Exercise prompt: Locate the string "status" throughout the material and copy every line in which it occurs.

::: Records to use :::

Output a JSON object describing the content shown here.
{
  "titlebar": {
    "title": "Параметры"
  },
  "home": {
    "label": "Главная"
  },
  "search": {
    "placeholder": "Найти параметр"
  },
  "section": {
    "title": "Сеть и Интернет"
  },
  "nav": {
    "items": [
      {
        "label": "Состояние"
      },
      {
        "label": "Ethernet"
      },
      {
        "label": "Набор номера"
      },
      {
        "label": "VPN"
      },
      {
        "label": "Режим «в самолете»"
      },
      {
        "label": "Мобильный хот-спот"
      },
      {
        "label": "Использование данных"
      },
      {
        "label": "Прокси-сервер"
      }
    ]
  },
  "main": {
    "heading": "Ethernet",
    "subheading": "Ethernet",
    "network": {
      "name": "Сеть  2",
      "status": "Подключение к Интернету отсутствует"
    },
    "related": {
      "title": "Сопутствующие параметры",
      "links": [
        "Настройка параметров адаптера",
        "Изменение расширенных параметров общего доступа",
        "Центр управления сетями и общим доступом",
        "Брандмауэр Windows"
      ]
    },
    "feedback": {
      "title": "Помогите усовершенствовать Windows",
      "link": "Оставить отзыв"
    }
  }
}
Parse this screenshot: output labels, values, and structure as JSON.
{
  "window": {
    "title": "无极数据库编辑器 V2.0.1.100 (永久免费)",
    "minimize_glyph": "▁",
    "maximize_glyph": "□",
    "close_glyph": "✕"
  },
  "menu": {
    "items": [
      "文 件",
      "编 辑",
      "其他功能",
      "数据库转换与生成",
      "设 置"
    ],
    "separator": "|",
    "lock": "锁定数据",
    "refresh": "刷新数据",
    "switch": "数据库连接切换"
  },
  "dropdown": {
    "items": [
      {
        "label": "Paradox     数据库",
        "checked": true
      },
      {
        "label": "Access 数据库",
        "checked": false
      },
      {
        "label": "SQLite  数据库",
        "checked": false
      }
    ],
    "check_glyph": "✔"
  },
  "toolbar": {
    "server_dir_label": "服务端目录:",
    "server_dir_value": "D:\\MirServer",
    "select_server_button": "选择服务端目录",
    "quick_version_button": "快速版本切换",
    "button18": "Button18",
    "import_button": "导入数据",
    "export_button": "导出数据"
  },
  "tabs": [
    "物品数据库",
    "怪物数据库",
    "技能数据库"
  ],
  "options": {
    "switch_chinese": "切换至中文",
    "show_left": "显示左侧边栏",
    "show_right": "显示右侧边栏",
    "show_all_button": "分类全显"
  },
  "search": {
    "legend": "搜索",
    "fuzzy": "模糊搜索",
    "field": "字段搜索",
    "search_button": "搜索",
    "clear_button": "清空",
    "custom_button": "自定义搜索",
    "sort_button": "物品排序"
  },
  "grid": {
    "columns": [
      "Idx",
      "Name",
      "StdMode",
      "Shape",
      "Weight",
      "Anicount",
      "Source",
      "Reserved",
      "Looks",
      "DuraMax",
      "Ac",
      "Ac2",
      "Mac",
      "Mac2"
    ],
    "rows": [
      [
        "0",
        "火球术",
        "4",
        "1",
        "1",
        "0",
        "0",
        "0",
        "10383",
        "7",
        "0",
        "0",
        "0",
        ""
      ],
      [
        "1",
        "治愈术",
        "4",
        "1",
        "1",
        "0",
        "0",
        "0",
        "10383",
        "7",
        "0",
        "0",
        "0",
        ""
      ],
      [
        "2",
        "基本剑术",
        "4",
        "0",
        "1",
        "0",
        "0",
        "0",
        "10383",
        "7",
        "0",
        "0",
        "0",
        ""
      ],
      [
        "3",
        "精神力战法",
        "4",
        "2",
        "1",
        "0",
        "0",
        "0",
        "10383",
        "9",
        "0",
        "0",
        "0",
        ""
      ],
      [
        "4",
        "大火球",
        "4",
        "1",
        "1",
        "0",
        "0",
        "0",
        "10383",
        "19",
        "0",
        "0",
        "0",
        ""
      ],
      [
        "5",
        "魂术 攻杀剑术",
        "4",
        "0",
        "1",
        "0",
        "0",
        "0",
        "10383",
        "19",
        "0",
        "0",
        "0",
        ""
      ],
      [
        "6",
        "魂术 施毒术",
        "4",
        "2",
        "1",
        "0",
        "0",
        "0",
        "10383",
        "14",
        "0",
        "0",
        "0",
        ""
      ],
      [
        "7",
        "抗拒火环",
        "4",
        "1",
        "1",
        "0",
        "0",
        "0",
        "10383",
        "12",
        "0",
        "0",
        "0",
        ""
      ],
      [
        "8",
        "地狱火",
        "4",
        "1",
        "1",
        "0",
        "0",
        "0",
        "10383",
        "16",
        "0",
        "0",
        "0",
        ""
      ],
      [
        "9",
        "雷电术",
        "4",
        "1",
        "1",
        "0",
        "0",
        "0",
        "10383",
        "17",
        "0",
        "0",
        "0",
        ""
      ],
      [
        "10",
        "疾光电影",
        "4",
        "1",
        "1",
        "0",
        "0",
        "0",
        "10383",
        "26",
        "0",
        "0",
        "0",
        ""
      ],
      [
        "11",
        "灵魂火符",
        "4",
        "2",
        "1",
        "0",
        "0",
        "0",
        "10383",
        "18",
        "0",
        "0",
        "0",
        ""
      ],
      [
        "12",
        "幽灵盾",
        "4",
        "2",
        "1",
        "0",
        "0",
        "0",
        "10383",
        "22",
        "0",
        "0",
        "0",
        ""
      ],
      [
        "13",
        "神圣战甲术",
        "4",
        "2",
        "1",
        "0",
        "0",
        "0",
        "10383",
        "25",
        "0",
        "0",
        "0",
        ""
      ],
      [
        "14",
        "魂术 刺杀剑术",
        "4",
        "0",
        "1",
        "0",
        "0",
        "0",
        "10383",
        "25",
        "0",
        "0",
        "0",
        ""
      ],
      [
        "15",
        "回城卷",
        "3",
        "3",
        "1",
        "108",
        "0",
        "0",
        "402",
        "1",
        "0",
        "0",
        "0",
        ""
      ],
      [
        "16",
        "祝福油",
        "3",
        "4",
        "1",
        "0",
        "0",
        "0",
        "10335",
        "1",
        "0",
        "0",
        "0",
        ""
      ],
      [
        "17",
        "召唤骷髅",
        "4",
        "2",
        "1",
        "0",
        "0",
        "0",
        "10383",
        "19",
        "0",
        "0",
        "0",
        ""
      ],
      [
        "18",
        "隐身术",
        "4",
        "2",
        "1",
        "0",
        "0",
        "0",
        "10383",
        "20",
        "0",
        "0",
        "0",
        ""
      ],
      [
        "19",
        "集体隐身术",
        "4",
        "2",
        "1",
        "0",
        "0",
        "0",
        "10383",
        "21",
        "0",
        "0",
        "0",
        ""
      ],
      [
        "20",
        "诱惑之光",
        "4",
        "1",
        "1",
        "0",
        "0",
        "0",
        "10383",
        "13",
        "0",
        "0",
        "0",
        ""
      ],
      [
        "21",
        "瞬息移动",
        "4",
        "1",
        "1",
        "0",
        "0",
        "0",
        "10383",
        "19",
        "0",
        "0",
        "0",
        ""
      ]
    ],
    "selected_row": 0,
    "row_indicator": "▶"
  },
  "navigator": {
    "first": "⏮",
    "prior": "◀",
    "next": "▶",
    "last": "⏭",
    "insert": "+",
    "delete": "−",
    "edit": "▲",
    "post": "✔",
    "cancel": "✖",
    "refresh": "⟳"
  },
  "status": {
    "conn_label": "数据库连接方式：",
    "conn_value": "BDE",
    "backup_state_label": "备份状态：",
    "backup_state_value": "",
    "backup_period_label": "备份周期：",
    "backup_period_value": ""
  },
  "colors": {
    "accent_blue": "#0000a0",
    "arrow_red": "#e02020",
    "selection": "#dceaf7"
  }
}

:::

Correct result:
      "status": "Подключение к Интернету отсутствует"
  "status": {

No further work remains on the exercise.